■ **Working data**:
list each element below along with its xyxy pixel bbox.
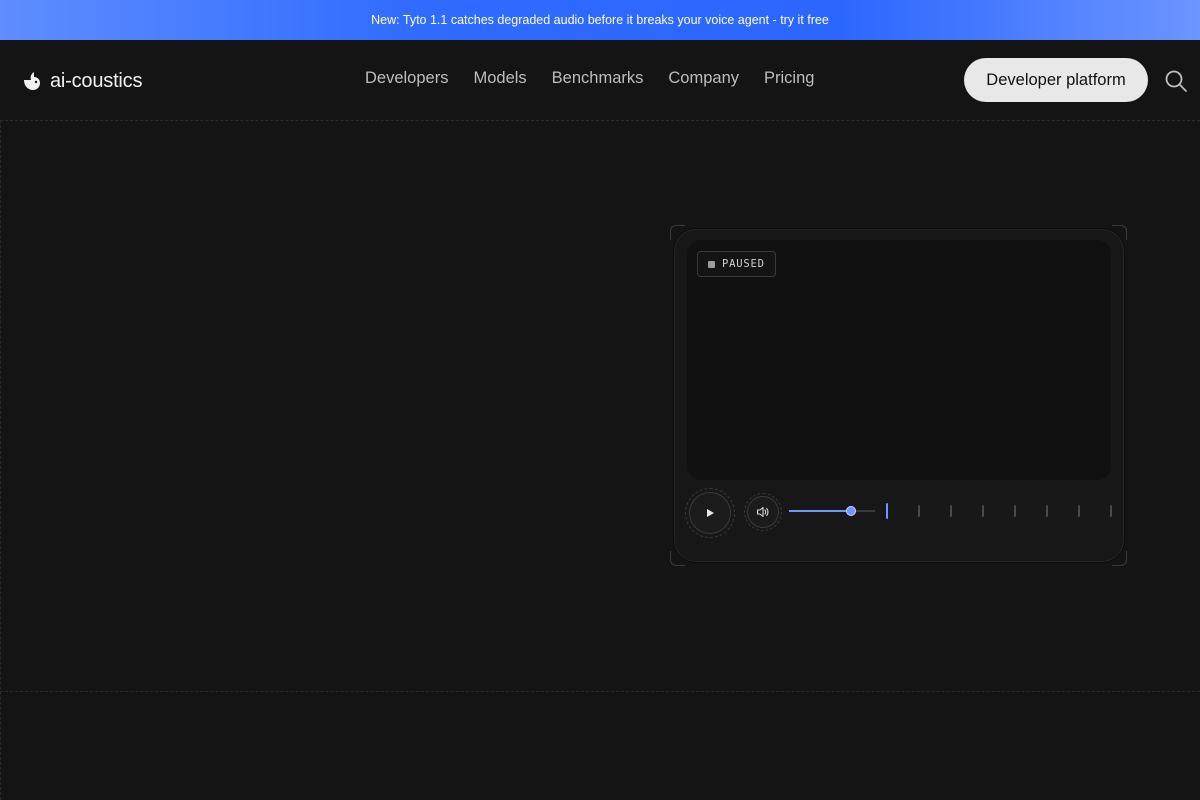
logo-icon [24,72,40,90]
volume-thumb[interactable] [846,506,856,516]
timeline-tick [1046,505,1048,517]
volume-slider[interactable] [789,506,875,516]
developer-platform-label: Developer platform [986,70,1126,89]
brand-name: ai-coustics [50,69,143,92]
status-text: PAUSED [722,258,765,270]
guide-line-left [0,120,1,800]
section-divider [0,691,1200,692]
nav-developers[interactable]: Developers [365,69,448,88]
timeline-tick [1078,505,1080,517]
status-badge: PAUSED [697,251,776,277]
playback-timeline[interactable] [886,503,1112,519]
stop-icon [708,260,715,268]
timeline-tick [918,505,920,517]
announcement-bar[interactable]: New: Tyto 1.1 catches degraded audio bef… [0,0,1200,40]
developer-platform-button[interactable]: Developer platform [964,58,1148,102]
volume-button[interactable] [744,493,782,531]
main-nav: Developers Models Benchmarks Company Pri… [365,69,814,88]
timeline-tick [950,505,952,517]
search-icon[interactable] [1164,69,1188,93]
nav-models[interactable]: Models [473,69,526,88]
timeline-tick [1014,505,1016,517]
audio-player-card: PAUSED [674,229,1124,562]
volume-fill [789,510,851,512]
nav-benchmarks[interactable]: Benchmarks [552,69,644,88]
nav-pricing[interactable]: Pricing [764,69,814,88]
play-icon [707,509,714,517]
brand-logo[interactable]: ai-coustics [22,68,142,94]
play-button[interactable] [685,488,735,538]
nav-company[interactable]: Company [668,69,739,88]
timeline-tick [982,505,984,517]
timeline-tick [886,503,888,519]
announcement-text[interactable]: New: Tyto 1.1 catches degraded audio bef… [371,13,829,27]
speaker-icon [756,506,769,518]
timeline-tick [1110,505,1112,517]
site-header: ai-coustics Developers Models Benchmarks… [0,40,1200,121]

■ **Direction**: Write out only the lines beginning with the line containing "logo-icon [24,72,40,90]" and running through the line containing "playback-timeline[interactable] [886,503,1112,519]", substituting "timeline-marker" for "timeline-tick" and leaving everything else unchanged.

■ **The result**:
logo-icon [24,72,40,90]
volume-thumb[interactable] [846,506,856,516]
timeline-marker [1046,505,1048,517]
volume-slider[interactable] [789,506,875,516]
developer-platform-label: Developer platform [986,70,1126,89]
brand-name: ai-coustics [50,69,143,92]
status-text: PAUSED [722,258,765,270]
guide-line-left [0,120,1,800]
section-divider [0,691,1200,692]
nav-developers[interactable]: Developers [365,69,448,88]
timeline-marker [1078,505,1080,517]
status-badge: PAUSED [697,251,776,277]
playback-timeline[interactable] [886,503,1112,519]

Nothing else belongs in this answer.